**DATASET EXCERPTS:**
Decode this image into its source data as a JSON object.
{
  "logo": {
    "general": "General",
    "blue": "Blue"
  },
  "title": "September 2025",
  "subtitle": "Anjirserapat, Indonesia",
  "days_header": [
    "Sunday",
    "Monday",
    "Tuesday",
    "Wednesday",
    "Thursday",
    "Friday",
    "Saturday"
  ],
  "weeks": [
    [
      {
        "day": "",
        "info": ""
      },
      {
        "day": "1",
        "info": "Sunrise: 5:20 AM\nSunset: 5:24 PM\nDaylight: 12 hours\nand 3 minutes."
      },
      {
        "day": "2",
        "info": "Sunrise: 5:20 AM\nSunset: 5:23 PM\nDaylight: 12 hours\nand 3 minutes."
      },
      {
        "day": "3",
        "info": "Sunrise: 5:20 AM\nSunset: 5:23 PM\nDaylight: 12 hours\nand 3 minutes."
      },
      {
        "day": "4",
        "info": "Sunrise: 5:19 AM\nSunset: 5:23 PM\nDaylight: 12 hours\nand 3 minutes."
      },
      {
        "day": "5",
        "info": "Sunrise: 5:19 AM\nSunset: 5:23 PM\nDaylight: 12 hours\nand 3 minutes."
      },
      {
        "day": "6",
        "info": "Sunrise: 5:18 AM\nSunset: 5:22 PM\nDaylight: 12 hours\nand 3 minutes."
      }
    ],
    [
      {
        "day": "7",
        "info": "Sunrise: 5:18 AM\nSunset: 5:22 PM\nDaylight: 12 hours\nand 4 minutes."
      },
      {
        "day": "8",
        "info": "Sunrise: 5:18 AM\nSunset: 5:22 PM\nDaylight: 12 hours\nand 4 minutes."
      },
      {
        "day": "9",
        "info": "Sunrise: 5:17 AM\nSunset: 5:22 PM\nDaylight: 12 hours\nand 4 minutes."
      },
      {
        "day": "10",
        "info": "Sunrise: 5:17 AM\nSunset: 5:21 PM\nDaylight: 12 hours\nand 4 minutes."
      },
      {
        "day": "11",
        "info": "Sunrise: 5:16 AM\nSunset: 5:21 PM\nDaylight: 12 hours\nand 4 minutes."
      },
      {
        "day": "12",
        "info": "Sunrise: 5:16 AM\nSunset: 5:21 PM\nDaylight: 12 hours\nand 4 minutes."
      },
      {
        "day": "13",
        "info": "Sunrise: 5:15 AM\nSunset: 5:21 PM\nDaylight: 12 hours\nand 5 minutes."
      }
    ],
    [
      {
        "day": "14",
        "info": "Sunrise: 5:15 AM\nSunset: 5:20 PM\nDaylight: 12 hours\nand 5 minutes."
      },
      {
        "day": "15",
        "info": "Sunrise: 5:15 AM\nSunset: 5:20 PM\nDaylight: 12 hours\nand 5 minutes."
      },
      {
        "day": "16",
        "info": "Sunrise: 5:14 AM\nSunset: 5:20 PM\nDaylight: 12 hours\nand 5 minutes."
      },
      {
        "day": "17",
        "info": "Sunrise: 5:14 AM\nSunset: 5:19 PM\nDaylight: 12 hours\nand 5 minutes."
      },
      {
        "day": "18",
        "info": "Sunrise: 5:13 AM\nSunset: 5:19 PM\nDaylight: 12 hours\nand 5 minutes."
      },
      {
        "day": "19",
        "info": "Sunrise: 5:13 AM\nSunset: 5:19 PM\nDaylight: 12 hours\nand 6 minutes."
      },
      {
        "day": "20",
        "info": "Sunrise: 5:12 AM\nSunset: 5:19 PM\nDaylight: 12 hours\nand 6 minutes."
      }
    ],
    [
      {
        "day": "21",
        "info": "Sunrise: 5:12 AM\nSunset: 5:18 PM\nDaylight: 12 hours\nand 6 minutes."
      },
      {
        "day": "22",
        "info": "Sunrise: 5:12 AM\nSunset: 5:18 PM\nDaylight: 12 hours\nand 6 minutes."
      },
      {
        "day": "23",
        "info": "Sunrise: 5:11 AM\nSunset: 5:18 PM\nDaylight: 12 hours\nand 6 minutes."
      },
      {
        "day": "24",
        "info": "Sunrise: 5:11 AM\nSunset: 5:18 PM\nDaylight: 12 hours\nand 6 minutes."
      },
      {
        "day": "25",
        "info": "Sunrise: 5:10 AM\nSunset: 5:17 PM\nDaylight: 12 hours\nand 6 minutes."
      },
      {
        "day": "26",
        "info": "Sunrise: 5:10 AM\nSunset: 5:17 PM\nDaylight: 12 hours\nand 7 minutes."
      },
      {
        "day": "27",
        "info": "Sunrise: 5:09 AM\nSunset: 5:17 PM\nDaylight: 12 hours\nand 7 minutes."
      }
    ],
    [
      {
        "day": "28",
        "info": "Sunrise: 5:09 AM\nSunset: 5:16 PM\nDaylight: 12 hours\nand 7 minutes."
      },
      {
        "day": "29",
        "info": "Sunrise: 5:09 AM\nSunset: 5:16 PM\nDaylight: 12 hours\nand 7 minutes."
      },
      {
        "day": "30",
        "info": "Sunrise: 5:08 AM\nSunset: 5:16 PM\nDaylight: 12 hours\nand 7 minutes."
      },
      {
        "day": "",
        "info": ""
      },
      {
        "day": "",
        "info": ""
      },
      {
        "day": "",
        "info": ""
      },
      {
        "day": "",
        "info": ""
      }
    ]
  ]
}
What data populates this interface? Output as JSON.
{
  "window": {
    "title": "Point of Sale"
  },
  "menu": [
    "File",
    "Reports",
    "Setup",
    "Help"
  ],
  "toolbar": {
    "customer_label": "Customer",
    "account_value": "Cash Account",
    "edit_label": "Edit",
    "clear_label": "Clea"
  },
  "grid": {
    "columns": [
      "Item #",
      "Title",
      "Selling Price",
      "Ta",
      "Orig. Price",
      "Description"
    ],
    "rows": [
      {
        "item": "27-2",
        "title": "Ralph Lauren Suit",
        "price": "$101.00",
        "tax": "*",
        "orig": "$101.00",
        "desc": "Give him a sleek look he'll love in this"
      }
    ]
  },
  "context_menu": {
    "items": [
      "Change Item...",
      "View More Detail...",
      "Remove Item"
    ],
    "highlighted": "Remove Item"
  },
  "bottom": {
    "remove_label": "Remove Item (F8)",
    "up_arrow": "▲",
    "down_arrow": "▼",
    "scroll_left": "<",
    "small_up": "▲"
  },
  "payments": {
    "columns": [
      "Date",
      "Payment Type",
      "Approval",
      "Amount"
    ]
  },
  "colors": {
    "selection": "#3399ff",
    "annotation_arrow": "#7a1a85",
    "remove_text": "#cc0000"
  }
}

**STATED EXERCISE:**
Extract all of the data shown above and repeat it verbatim.

**WRITTEN SOLUTION:**
Decode this image into its source data as a JSON object.
{
  "logo": {
    "general": "General",
    "blue": "Blue"
  },
  "title": "September 2025",
  "subtitle": "Anjirserapat, Indonesia",
  "days_header": [
    "Sunday",
    "Monday",
    "Tuesday",
    "Wednesday",
    "Thursday",
    "Friday",
    "Saturday"
  ],
  "weeks": [
    [
      {
        "day": "",
        "info": ""
      },
      {
        "day": "1",
        "info": "Sunrise: 5:20 AM\nSunset: 5:24 PM\nDaylight: 12 hours\nand 3 minutes."
      },
      {
        "day": "2",
        "info": "Sunrise: 5:20 AM\nSunset: 5:23 PM\nDaylight: 12 hours\nand 3 minutes."
      },
      {
        "day": "3",
        "info": "Sunrise: 5:20 AM\nSunset: 5:23 PM\nDaylight: 12 hours\nand 3 minutes."
      },
      {
        "day": "4",
        "info": "Sunrise: 5:19 AM\nSunset: 5:23 PM\nDaylight: 12 hours\nand 3 minutes."
      },
      {
        "day": "5",
        "info": "Sunrise: 5:19 AM\nSunset: 5:23 PM\nDaylight: 12 hours\nand 3 minutes."
      },
      {
        "day": "6",
        "info": "Sunrise: 5:18 AM\nSunset: 5:22 PM\nDaylight: 12 hours\nand 3 minutes."
      }
    ],
    [
      {
        "day": "7",
        "info": "Sunrise: 5:18 AM\nSunset: 5:22 PM\nDaylight: 12 hours\nand 4 minutes."
      },
      {
        "day": "8",
        "info": "Sunrise: 5:18 AM\nSunset: 5:22 PM\nDaylight: 12 hours\nand 4 minutes."
      },
      {
        "day": "9",
        "info": "Sunrise: 5:17 AM\nSunset: 5:22 PM\nDaylight: 12 hours\nand 4 minutes."
      },
      {
        "day": "10",
        "info": "Sunrise: 5:17 AM\nSunset: 5:21 PM\nDaylight: 12 hours\nand 4 minutes."
      },
      {
        "day": "11",
        "info": "Sunrise: 5:16 AM\nSunset: 5:21 PM\nDaylight: 12 hours\nand 4 minutes."
      },
      {
        "day": "12",
        "info": "Sunrise: 5:16 AM\nSunset: 5:21 PM\nDaylight: 12 hours\nand 4 minutes."
      },
      {
        "day": "13",
        "info": "Sunrise: 5:15 AM\nSunset: 5:21 PM\nDaylight: 12 hours\nand 5 minutes."
      }
    ],
    [
      {
        "day": "14",
        "info": "Sunrise: 5:15 AM\nSunset: 5:20 PM\nDaylight: 12 hours\nand 5 minutes."
      },
      {
        "day": "15",
        "info": "Sunrise: 5:15 AM\nSunset: 5:20 PM\nDaylight: 12 hours\nand 5 minutes."
      },
      {
        "day": "16",
        "info": "Sunrise: 5:14 AM\nSunset: 5:20 PM\nDaylight: 12 hours\nand 5 minutes."
      },
      {
        "day": "17",
        "info": "Sunrise: 5:14 AM\nSunset: 5:19 PM\nDaylight: 12 hours\nand 5 minutes."
      },
      {
        "day": "18",
        "info": "Sunrise: 5:13 AM\nSunset: 5:19 PM\nDaylight: 12 hours\nand 5 minutes."
      },
      {
        "day": "19",
        "info": "Sunrise: 5:13 AM\nSunset: 5:19 PM\nDaylight: 12 hours\nand 6 minutes."
      },
      {
        "day": "20",
        "info": "Sunrise: 5:12 AM\nSunset: 5:19 PM\nDaylight: 12 hours\nand 6 minutes."
      }
    ],
    [
      {
        "day": "21",
        "info": "Sunrise: 5:12 AM\nSunset: 5:18 PM\nDaylight: 12 hours\nand 6 minutes."
      },
      {
        "day": "22",
        "info": "Sunrise: 5:12 AM\nSunset: 5:18 PM\nDaylight: 12 hours\nand 6 minutes."
      },
      {
        "day": "23",
        "info": "Sunrise: 5:11 AM\nSunset: 5:18 PM\nDaylight: 12 hours\nand 6 minutes."
      },
      {
        "day": "24",
        "info": "Sunrise: 5:11 AM\nSunset: 5:18 PM\nDaylight: 12 hours\nand 6 minutes."
      },
      {
        "day": "25",
        "info": "Sunrise: 5:10 AM\nSunset: 5:17 PM\nDaylight: 12 hours\nand 6 minutes."
      },
      {
        "day": "26",
        "info": "Sunrise: 5:10 AM\nSunset: 5:17 PM\nDaylight: 12 hours\nand 7 minutes."
      },
      {
        "day": "27",
        "info": "Sunrise: 5:09 AM\nSunset: 5:17 PM\nDaylight: 12 hours\nand 7 minutes."
      }
    ],
    [
      {
        "day": "28",
        "info": "Sunrise: 5:09 AM\nSunset: 5:16 PM\nDaylight: 12 hours\nand 7 minutes."
      },
      {
        "day": "29",
        "info": "Sunrise: 5:09 AM\nSunset: 5:16 PM\nDaylight: 12 hours\nand 7 minutes."
      },
      {
        "day": "30",
        "info": "Sunrise: 5:08 AM\nSunset: 5:16 PM\nDaylight: 12 hours\nand 7 minutes."
      },
      {
        "day": "",
        "info": ""
      },
      {
        "day": "",
        "info": ""
      },
      {
        "day": "",
        "info": ""
      },
      {
        "day": "",
        "info": ""
      }
    ]
  ]
}
What data populates this interface? Output as JSON.
{
  "window": {
    "title": "Point of Sale"
  },
  "menu": [
    "File",
    "Reports",
    "Setup",
    "Help"
  ],
  "toolbar": {
    "customer_label": "Customer",
    "account_value": "Cash Account",
    "edit_label": "Edit",
    "clear_label": "Clea"
  },
  "grid": {
    "columns": [
      "Item #",
      "Title",
      "Selling Price",
      "Ta",
      "Orig. Price",
      "Description"
    ],
    "rows": [
      {
        "item": "27-2",
        "title": "Ralph Lauren Suit",
        "price": "$101.00",
        "tax": "*",
        "orig": "$101.00",
        "desc": "Give him a sleek look he'll love in this"
      }
    ]
  },
  "context_menu": {
    "items": [
      "Change Item...",
      "View More Detail...",
      "Remove Item"
    ],
    "highlighted": "Remove Item"
  },
  "bottom": {
    "remove_label": "Remove Item (F8)",
    "up_arrow": "▲",
    "down_arrow": "▼",
    "scroll_left": "<",
    "small_up": "▲"
  },
  "payments": {
    "columns": [
      "Date",
      "Payment Type",
      "Approval",
      "Amount"
    ]
  },
  "colors": {
    "selection": "#3399ff",
    "annotation_arrow": "#7a1a85",
    "remove_text": "#cc0000"
  }
}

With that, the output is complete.